[start]
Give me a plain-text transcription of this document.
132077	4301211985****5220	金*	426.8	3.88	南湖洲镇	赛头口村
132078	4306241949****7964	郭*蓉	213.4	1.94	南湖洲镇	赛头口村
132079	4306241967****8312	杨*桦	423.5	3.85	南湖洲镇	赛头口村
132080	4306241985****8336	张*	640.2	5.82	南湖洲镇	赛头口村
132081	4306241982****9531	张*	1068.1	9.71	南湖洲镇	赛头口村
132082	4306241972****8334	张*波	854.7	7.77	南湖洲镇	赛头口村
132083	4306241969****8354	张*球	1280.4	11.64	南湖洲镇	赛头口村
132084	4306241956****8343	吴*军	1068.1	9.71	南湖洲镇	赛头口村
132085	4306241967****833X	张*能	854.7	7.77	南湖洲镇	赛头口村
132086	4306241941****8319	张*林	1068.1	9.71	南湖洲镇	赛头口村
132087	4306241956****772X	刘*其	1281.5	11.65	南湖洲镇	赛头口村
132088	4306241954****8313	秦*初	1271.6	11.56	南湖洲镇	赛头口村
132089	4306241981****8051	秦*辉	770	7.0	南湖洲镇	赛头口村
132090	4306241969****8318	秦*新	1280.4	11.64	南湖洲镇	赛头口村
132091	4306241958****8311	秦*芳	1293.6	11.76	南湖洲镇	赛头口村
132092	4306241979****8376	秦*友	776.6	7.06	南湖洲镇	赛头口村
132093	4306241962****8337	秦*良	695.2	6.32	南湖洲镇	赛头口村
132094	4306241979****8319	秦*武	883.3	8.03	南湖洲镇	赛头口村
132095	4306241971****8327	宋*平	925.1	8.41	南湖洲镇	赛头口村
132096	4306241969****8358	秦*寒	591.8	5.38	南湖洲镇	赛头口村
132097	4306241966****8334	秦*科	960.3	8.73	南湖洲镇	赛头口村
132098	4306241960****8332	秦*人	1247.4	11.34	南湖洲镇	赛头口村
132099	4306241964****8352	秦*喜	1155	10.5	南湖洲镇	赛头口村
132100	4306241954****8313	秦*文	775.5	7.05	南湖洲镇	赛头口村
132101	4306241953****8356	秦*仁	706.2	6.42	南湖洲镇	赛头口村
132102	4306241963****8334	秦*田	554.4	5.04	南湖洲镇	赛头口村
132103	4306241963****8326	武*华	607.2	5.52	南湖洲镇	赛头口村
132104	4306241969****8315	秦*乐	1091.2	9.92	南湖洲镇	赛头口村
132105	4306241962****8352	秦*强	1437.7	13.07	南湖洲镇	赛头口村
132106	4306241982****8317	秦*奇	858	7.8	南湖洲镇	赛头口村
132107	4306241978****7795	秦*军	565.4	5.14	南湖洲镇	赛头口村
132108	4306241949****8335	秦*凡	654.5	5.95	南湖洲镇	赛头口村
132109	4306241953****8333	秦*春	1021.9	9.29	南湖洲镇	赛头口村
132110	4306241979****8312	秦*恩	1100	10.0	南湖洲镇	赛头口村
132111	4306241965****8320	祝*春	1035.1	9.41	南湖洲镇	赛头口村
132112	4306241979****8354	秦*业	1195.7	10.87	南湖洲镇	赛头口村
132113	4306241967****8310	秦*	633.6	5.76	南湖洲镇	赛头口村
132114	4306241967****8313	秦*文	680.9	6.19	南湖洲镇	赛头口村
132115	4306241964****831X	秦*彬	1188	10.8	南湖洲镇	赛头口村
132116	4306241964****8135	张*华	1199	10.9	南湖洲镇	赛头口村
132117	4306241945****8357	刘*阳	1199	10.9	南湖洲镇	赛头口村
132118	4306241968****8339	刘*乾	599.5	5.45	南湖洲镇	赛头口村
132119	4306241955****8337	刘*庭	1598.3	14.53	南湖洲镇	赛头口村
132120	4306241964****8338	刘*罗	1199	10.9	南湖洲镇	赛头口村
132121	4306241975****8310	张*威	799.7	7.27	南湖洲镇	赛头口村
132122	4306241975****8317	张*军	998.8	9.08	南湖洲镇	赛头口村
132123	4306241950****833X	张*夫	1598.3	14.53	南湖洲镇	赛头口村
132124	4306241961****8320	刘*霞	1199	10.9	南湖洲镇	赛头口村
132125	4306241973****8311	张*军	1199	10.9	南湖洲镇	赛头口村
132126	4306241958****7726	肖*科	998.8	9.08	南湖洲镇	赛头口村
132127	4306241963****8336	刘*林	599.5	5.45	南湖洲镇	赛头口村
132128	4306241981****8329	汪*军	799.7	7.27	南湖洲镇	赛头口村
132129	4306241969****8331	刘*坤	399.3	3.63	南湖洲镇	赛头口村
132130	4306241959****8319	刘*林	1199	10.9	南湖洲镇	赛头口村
[end]
*Task requirements*:
Give all the entries again exactly; leave none out.

*Written reply*:
Give me a plain-text transcription of this document.
132077	4301211985****5220	金*	426.8	3.88	南湖洲镇	赛头口村
132078	4306241949****7964	郭*蓉	213.4	1.94	南湖洲镇	赛头口村
132079	4306241967****8312	杨*桦	423.5	3.85	南湖洲镇	赛头口村
132080	4306241985****8336	张*	640.2	5.82	南湖洲镇	赛头口村
132081	4306241982****9531	张*	1068.1	9.71	南湖洲镇	赛头口村
132082	4306241972****8334	张*波	854.7	7.77	南湖洲镇	赛头口村
132083	4306241969****8354	张*球	1280.4	11.64	南湖洲镇	赛头口村
132084	4306241956****8343	吴*军	1068.1	9.71	南湖洲镇	赛头口村
132085	4306241967****833X	张*能	854.7	7.77	南湖洲镇	赛头口村
132086	4306241941****8319	张*林	1068.1	9.71	南湖洲镇	赛头口村
132087	4306241956****772X	刘*其	1281.5	11.65	南湖洲镇	赛头口村
132088	4306241954****8313	秦*初	1271.6	11.56	南湖洲镇	赛头口村
132089	4306241981****8051	秦*辉	770	7.0	南湖洲镇	赛头口村
132090	4306241969****8318	秦*新	1280.4	11.64	南湖洲镇	赛头口村
132091	4306241958****8311	秦*芳	1293.6	11.76	南湖洲镇	赛头口村
132092	4306241979****8376	秦*友	776.6	7.06	南湖洲镇	赛头口村
132093	4306241962****8337	秦*良	695.2	6.32	南湖洲镇	赛头口村
132094	4306241979****8319	秦*武	883.3	8.03	南湖洲镇	赛头口村
132095	4306241971****8327	宋*平	925.1	8.41	南湖洲镇	赛头口村
132096	4306241969****8358	秦*寒	591.8	5.38	南湖洲镇	赛头口村
132097	4306241966****8334	秦*科	960.3	8.73	南湖洲镇	赛头口村
132098	4306241960****8332	秦*人	1247.4	11.34	南湖洲镇	赛头口村
132099	4306241964****8352	秦*喜	1155	10.5	南湖洲镇	赛头口村
132100	4306241954****8313	秦*文	775.5	7.05	南湖洲镇	赛头口村
132101	4306241953****8356	秦*仁	706.2	6.42	南湖洲镇	赛头口村
132102	4306241963****8334	秦*田	554.4	5.04	南湖洲镇	赛头口村
132103	4306241963****8326	武*华	607.2	5.52	南湖洲镇	赛头口村
132104	4306241969****8315	秦*乐	1091.2	9.92	南湖洲镇	赛头口村
132105	4306241962****8352	秦*强	1437.7	13.07	南湖洲镇	赛头口村
132106	4306241982****8317	秦*奇	858	7.8	南湖洲镇	赛头口村
132107	4306241978****7795	秦*军	565.4	5.14	南湖洲镇	赛头口村
132108	4306241949****8335	秦*凡	654.5	5.95	南湖洲镇	赛头口村
132109	4306241953****8333	秦*春	1021.9	9.29	南湖洲镇	赛头口村
132110	4306241979****8312	秦*恩	1100	10.0	南湖洲镇	赛头口村
132111	4306241965****8320	祝*春	1035.1	9.41	南湖洲镇	赛头口村
132112	4306241979****8354	秦*业	1195.7	10.87	南湖洲镇	赛头口村
132113	4306241967****8310	秦*	633.6	5.76	南湖洲镇	赛头口村
132114	4306241967****8313	秦*文	680.9	6.19	南湖洲镇	赛头口村
132115	4306241964****831X	秦*彬	1188	10.8	南湖洲镇	赛头口村
132116	4306241964****8135	张*华	1199	10.9	南湖洲镇	赛头口村
132117	4306241945****8357	刘*阳	1199	10.9	南湖洲镇	赛头口村
132118	4306241968****8339	刘*乾	599.5	5.45	南湖洲镇	赛头口村
132119	4306241955****8337	刘*庭	1598.3	14.53	南湖洲镇	赛头口村
132120	4306241964****8338	刘*罗	1199	10.9	南湖洲镇	赛头口村
132121	4306241975****8310	张*威	799.7	7.27	南湖洲镇	赛头口村
132122	4306241975****8317	张*军	998.8	9.08	南湖洲镇	赛头口村
132123	4306241950****833X	张*夫	1598.3	14.53	南湖洲镇	赛头口村
132124	4306241961****8320	刘*霞	1199	10.9	南湖洲镇	赛头口村
132125	4306241973****8311	张*军	1199	10.9	南湖洲镇	赛头口村
132126	4306241958****7726	肖*科	998.8	9.08	南湖洲镇	赛头口村
132127	4306241963****8336	刘*林	599.5	5.45	南湖洲镇	赛头口村
132128	4306241981****8329	汪*军	799.7	7.27	南湖洲镇	赛头口村
132129	4306241969****8331	刘*坤	399.3	3.63	南湖洲镇	赛头口村
132130	4306241959****8319	刘*林	1199	10.9	南湖洲镇	赛头口村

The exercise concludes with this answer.